Write out the data below exactly as given, without any of its pictures.

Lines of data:
'''
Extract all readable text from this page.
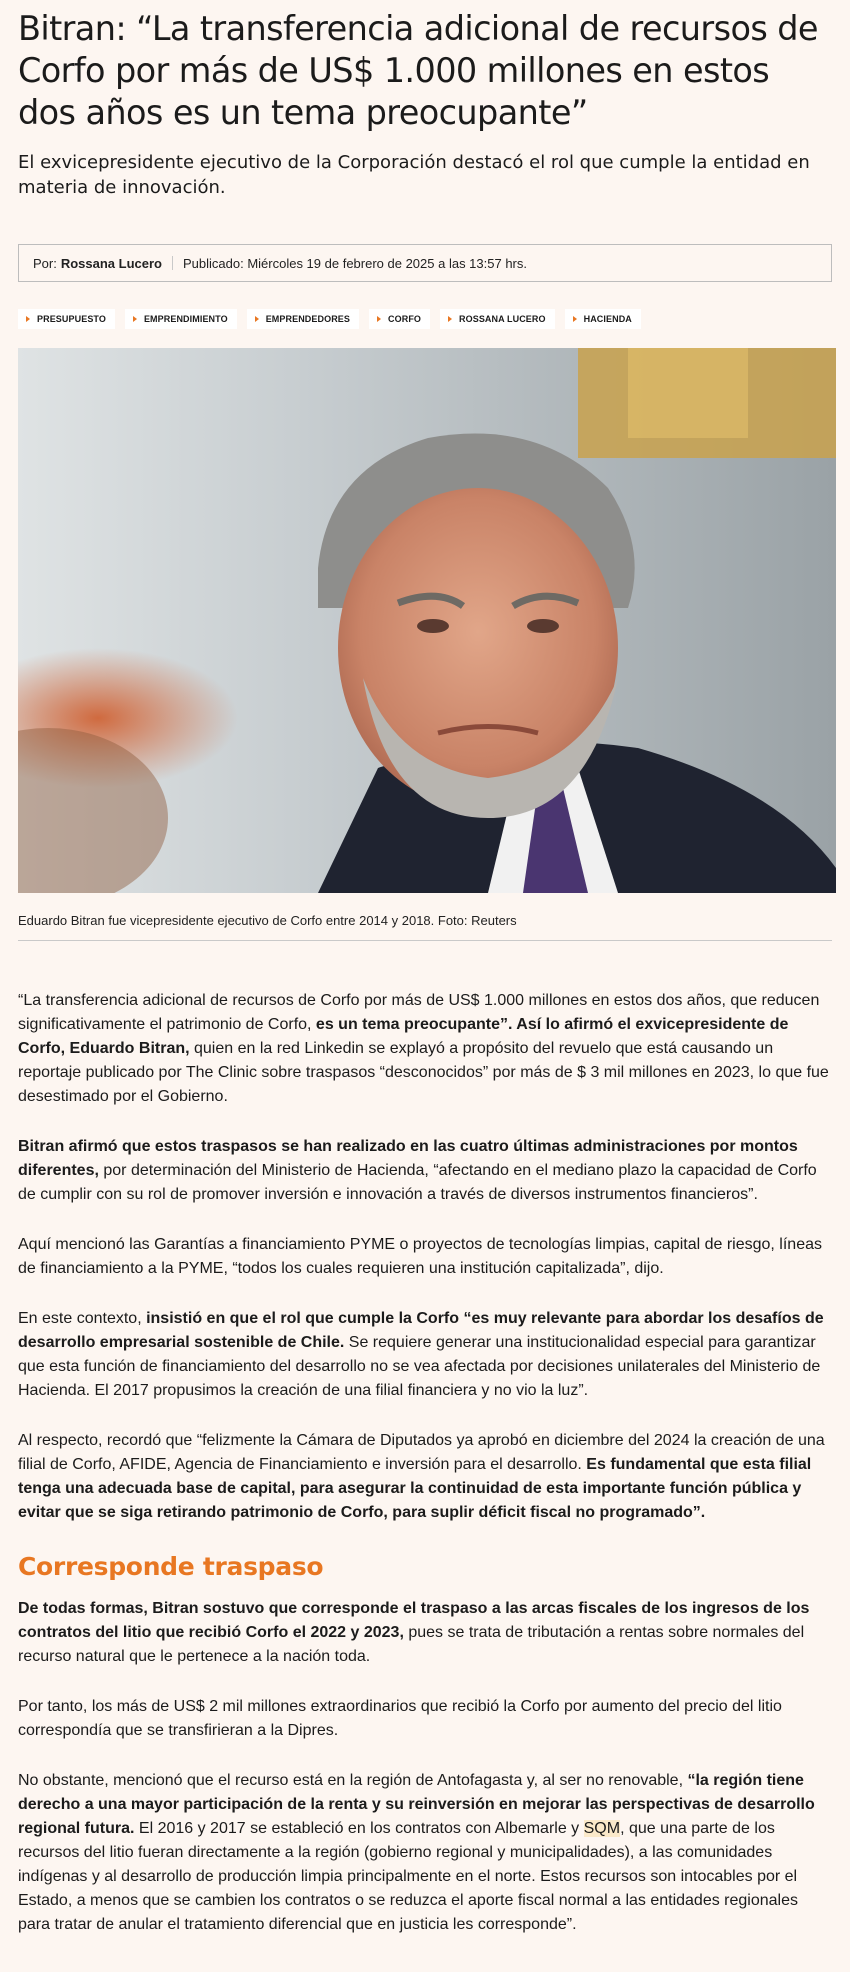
Bitran: “La transferencia adicional de recursos de Corfo por más de US$ 1.000 millones en estos dos años es un tema preocupante”

El exvicepresidente ejecutivo de la Corporación destacó el rol que cumple la entidad en materia de innovación.

Por: Rossana Lucero Publicado: Miércoles 19 de febrero de 2025 a las 13:57 hrs.
PRESUPUESTO	EMPRENDIMIENTO	EMPRENDEDORES	CORFO	ROSSANA LUCERO	HACIENDA
Eduardo Bitran fue vicepresidente ejecutivo de Corfo entre 2014 y 2018. Foto: Reuters

“La transferencia adicional de recursos de Corfo por más de US$ 1.000 millones en estos dos años, que reducen significativamente el patrimonio de Corfo, es un tema preocupante”. Así lo afirmó el exvicepresidente de Corfo, Eduardo Bitran, quien en la red Linkedin se explayó a propósito del revuelo que está causando un reportaje publicado por The Clinic sobre traspasos “desconocidos” por más de $ 3 mil millones en 2023, lo que fue desestimado por el Gobierno.

Bitran afirmó que estos traspasos se han realizado en las cuatro últimas administraciones por montos diferentes, por determinación del Ministerio de Hacienda, “afectando en el mediano plazo la capacidad de Corfo de cumplir con su rol de promover inversión e innovación a través de diversos instrumentos financieros”.

Aquí mencionó las Garantías a financiamiento PYME o proyectos de tecnologías limpias, capital de riesgo, líneas de financiamiento a la PYME, “todos los cuales requieren una institución capitalizada”, dijo.

En este contexto, insistió en que el rol que cumple la Corfo “es muy relevante para abordar los desafíos de desarrollo empresarial sostenible de Chile. Se requiere generar una institucionalidad especial para garantizar que esta función de financiamiento del desarrollo no se vea afectada por decisiones unilaterales del Ministerio de Hacienda. El 2017 propusimos la creación de una filial financiera y no vio la luz”.

Al respecto, recordó que “felizmente la Cámara de Diputados ya aprobó en diciembre del 2024 la creación de una filial de Corfo, AFIDE, Agencia de Financiamiento e inversión para el desarrollo. Es fundamental que esta filial tenga una adecuada base de capital, para asegurar la continuidad de esta importante función pública y evitar que se siga retirando patrimonio de Corfo, para suplir déficit fiscal no programado”.

Corresponde traspaso

De todas formas, Bitran sostuvo que corresponde el traspaso a las arcas fiscales de los ingresos de los contratos del litio que recibió Corfo el 2022 y 2023, pues se trata de tributación a rentas sobre normales del recurso natural que le pertenece a la nación toda.

Por tanto, los más de US$ 2 mil millones extraordinarios que recibió la Corfo por aumento del precio del litio correspondía que se transfirieran a la Dipres.

No obstante, mencionó que el recurso está en la región de Antofagasta y, al ser no renovable, “la región tiene derecho a una mayor participación de la renta y su reinversión en mejorar las perspectivas de desarrollo regional futura. El 2016 y 2017 se estableció en los contratos con Albemarle y SQM, que una parte de los recursos del litio fueran directamente a la región (gobierno regional y municipalidades), a las comunidades indígenas y al desarrollo de producción limpia principalmente en el norte. Estos recursos son intocables por el Estado, a menos que se cambien los contratos o se reduzca el aporte fiscal normal a las entidades regionales para tratar de anular el tratamiento diferencial que en justicia les corresponde”.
'''
▸ WRITTEN SOLUTION:
Extract all readable text from this page.
Bitran: “La transferencia adicional de recursos de Corfo por más de US$ 1.000 millones en estos dos años es un tema preocupante”

El exvicepresidente ejecutivo de la Corporación destacó el rol que cumple la entidad en materia de innovación.

Por: Rossana Lucero Publicado: Miércoles 19 de febrero de 2025 a las 13:57 hrs.
PRESUPUESTO	EMPRENDIMIENTO	EMPRENDEDORES	CORFO	ROSSANA LUCERO	HACIENDA
Eduardo Bitran fue vicepresidente ejecutivo de Corfo entre 2014 y 2018. Foto: Reuters

“La transferencia adicional de recursos de Corfo por más de US$ 1.000 millones en estos dos años, que reducen significativamente el patrimonio de Corfo, es un tema preocupante”. Así lo afirmó el exvicepresidente de Corfo, Eduardo Bitran, quien en la red Linkedin se explayó a propósito del revuelo que está causando un reportaje publicado por The Clinic sobre traspasos “desconocidos” por más de $ 3 mil millones en 2023, lo que fue desestimado por el Gobierno.

Bitran afirmó que estos traspasos se han realizado en las cuatro últimas administraciones por montos diferentes, por determinación del Ministerio de Hacienda, “afectando en el mediano plazo la capacidad de Corfo de cumplir con su rol de promover inversión e innovación a través de diversos instrumentos financieros”.

Aquí mencionó las Garantías a financiamiento PYME o proyectos de tecnologías limpias, capital de riesgo, líneas de financiamiento a la PYME, “todos los cuales requieren una institución capitalizada”, dijo.

En este contexto, insistió en que el rol que cumple la Corfo “es muy relevante para abordar los desafíos de desarrollo empresarial sostenible de Chile. Se requiere generar una institucionalidad especial para garantizar que esta función de financiamiento del desarrollo no se vea afectada por decisiones unilaterales del Ministerio de Hacienda. El 2017 propusimos la creación de una filial financiera y no vio la luz”.

Al respecto, recordó que “felizmente la Cámara de Diputados ya aprobó en diciembre del 2024 la creación de una filial de Corfo, AFIDE, Agencia de Financiamiento e inversión para el desarrollo. Es fundamental que esta filial tenga una adecuada base de capital, para asegurar la continuidad de esta importante función pública y evitar que se siga retirando patrimonio de Corfo, para suplir déficit fiscal no programado”.

Corresponde traspaso

De todas formas, Bitran sostuvo que corresponde el traspaso a las arcas fiscales de los ingresos de los contratos del litio que recibió Corfo el 2022 y 2023, pues se trata de tributación a rentas sobre normales del recurso natural que le pertenece a la nación toda.

Por tanto, los más de US$ 2 mil millones extraordinarios que recibió la Corfo por aumento del precio del litio correspondía que se transfirieran a la Dipres.

No obstante, mencionó que el recurso está en la región de Antofagasta y, al ser no renovable, “la región tiene derecho a una mayor participación de la renta y su reinversión en mejorar las perspectivas de desarrollo regional futura. El 2016 y 2017 se estableció en los contratos con Albemarle y SQM, que una parte de los recursos del litio fueran directamente a la región (gobierno regional y municipalidades), a las comunidades indígenas y al desarrollo de producción limpia principalmente en el norte. Estos recursos son intocables por el Estado, a menos que se cambien los contratos o se reduzca el aporte fiscal normal a las entidades regionales para tratar de anular el tratamiento diferencial que en justicia les corresponde”.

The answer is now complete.